[Begin]
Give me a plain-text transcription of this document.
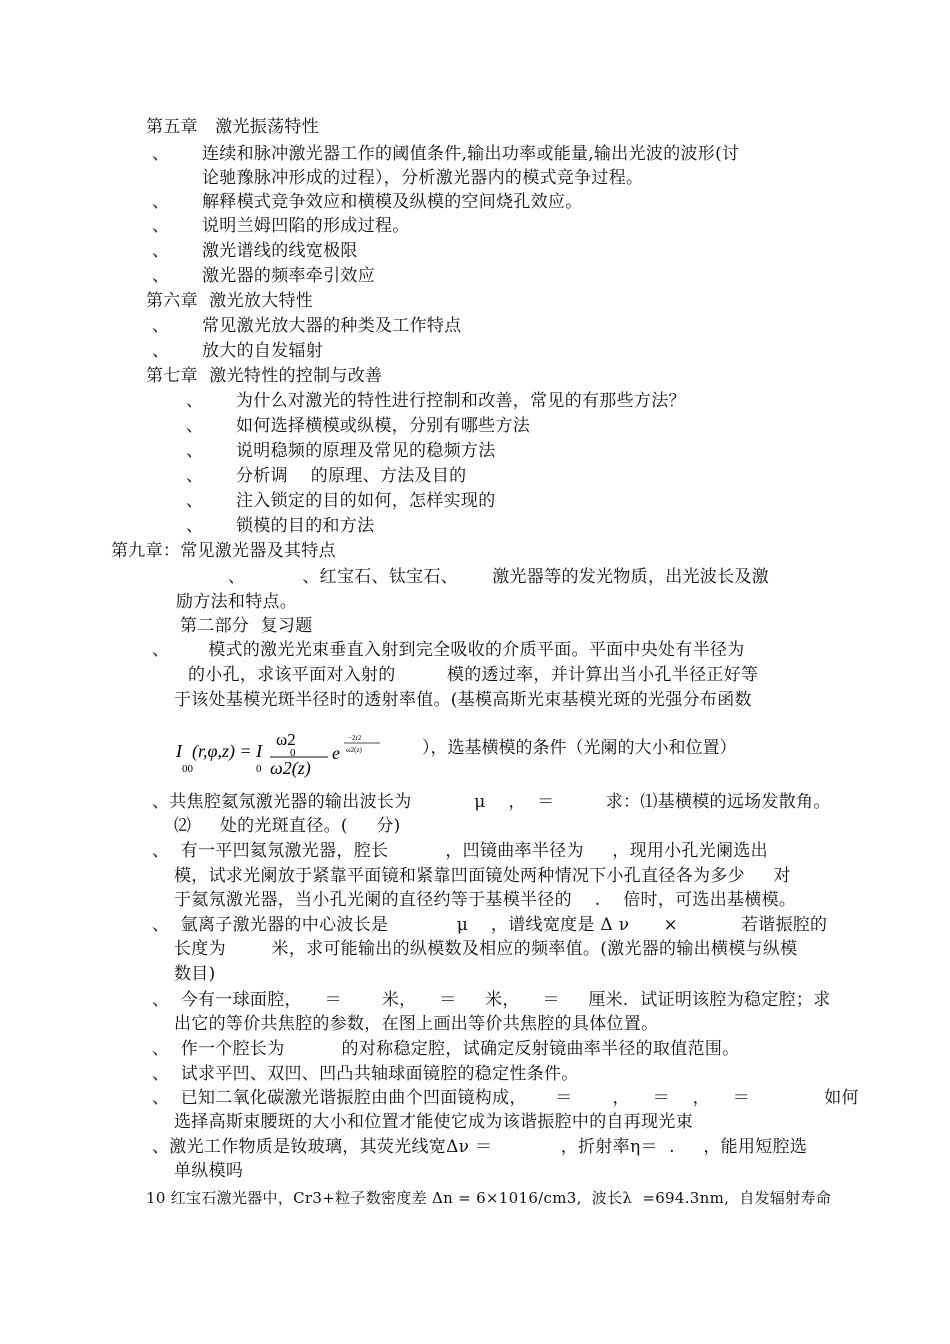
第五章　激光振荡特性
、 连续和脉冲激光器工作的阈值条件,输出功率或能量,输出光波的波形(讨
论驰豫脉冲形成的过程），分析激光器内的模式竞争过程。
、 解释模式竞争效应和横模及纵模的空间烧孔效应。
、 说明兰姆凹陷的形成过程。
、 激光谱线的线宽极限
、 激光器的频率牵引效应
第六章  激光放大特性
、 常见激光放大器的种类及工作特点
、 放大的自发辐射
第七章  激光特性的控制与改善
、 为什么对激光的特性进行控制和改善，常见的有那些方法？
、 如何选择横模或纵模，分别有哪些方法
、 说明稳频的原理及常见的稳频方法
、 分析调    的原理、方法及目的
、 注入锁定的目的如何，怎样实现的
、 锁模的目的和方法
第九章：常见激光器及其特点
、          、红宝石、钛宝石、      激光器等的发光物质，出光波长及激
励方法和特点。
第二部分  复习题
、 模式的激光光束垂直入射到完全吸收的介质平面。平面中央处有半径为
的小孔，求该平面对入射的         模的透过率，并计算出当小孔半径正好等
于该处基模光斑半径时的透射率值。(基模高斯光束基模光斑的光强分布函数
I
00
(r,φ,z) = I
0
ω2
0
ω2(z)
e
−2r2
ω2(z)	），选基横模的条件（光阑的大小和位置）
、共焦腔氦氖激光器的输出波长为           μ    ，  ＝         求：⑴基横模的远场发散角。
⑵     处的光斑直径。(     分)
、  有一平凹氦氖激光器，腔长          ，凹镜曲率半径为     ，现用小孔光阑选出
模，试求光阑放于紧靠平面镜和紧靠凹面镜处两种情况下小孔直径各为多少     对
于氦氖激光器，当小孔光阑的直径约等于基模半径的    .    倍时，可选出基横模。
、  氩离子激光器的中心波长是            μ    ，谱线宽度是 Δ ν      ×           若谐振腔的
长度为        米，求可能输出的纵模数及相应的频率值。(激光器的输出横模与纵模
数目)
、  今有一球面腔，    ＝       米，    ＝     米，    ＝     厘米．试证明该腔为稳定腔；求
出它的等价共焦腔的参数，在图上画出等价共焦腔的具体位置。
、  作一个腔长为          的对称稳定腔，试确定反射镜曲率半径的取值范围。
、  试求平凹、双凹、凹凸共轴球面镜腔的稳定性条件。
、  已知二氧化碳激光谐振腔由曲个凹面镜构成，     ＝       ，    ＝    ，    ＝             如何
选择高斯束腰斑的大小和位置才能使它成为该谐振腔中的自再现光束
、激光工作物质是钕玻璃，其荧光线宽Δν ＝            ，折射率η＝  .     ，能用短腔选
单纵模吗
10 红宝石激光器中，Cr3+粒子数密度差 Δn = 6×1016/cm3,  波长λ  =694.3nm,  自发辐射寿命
[End]
[Begin]
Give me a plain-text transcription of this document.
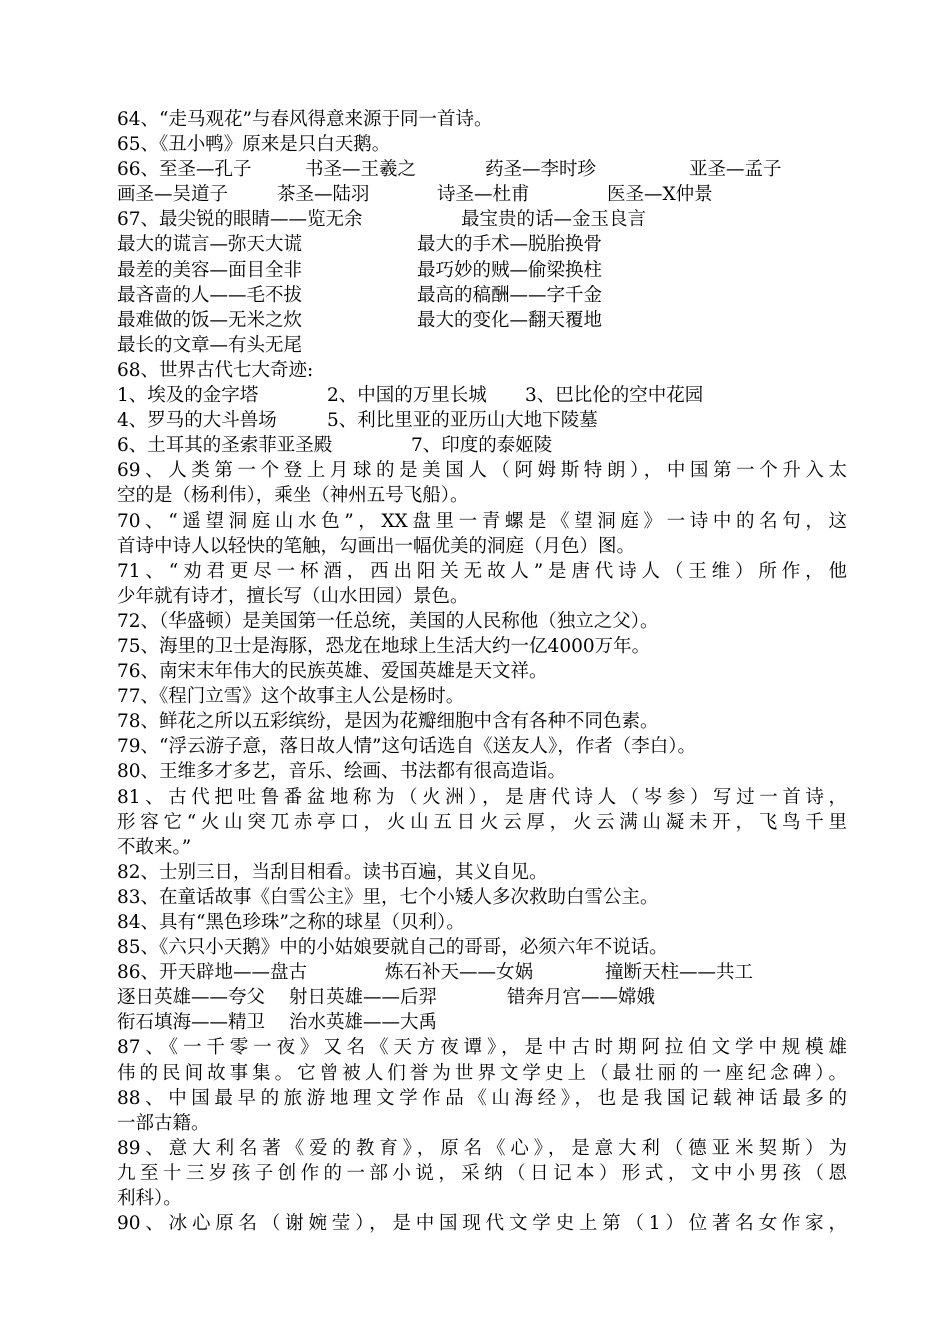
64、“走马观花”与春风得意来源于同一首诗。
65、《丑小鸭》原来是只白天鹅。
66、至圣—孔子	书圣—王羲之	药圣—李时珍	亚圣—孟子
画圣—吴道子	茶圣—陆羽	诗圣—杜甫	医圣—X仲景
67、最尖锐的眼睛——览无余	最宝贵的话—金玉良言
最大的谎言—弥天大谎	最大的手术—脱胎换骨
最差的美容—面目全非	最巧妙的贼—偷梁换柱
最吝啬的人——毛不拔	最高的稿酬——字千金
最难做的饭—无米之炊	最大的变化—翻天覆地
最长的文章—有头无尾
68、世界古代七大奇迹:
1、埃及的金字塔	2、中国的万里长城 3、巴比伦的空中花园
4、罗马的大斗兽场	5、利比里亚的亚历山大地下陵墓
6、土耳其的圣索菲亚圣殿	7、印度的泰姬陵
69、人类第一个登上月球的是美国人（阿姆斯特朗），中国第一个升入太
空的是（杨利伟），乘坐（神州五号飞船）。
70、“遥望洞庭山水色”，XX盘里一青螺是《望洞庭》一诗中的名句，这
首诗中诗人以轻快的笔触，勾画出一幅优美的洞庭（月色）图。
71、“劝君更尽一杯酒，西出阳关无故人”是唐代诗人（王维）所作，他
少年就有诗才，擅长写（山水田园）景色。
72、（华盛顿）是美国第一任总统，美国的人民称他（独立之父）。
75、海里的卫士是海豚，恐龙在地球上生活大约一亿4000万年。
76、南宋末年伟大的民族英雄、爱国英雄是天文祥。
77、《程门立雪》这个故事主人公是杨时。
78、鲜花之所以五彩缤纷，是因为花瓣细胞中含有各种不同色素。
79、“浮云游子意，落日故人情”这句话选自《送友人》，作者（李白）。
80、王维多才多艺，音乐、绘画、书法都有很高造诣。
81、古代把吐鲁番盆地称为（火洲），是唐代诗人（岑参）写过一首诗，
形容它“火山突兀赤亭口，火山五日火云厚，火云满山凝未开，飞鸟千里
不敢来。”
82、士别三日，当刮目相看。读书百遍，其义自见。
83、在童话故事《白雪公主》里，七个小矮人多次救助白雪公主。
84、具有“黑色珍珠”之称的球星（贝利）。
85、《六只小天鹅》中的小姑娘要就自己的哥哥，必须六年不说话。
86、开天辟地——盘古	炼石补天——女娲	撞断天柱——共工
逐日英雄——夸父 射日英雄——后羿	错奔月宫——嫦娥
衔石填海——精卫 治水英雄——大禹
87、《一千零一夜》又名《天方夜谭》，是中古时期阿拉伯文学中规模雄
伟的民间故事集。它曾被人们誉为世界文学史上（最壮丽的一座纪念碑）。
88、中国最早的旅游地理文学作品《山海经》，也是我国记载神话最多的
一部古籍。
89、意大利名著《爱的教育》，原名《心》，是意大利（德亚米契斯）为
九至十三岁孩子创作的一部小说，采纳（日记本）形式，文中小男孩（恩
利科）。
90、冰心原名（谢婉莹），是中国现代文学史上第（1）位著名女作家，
[End]
[Begin]
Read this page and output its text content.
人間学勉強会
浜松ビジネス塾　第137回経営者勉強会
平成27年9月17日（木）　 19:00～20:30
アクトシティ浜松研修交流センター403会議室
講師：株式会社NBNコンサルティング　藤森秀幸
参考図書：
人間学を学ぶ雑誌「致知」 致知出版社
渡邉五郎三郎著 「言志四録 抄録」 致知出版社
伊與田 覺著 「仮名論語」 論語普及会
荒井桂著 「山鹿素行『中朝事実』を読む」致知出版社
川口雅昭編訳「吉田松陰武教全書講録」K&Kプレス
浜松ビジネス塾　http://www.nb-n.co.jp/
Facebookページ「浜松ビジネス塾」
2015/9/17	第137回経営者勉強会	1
[End]
Using the listing above, locate the lines that hold "浜松ビジネス塾" and copy each one.

_Problem solution_
浜松ビジネス塾　第137回経営者勉強会
浜松ビジネス塾　http://www.nb-n.co.jp/
Facebookページ「浜松ビジネス塾」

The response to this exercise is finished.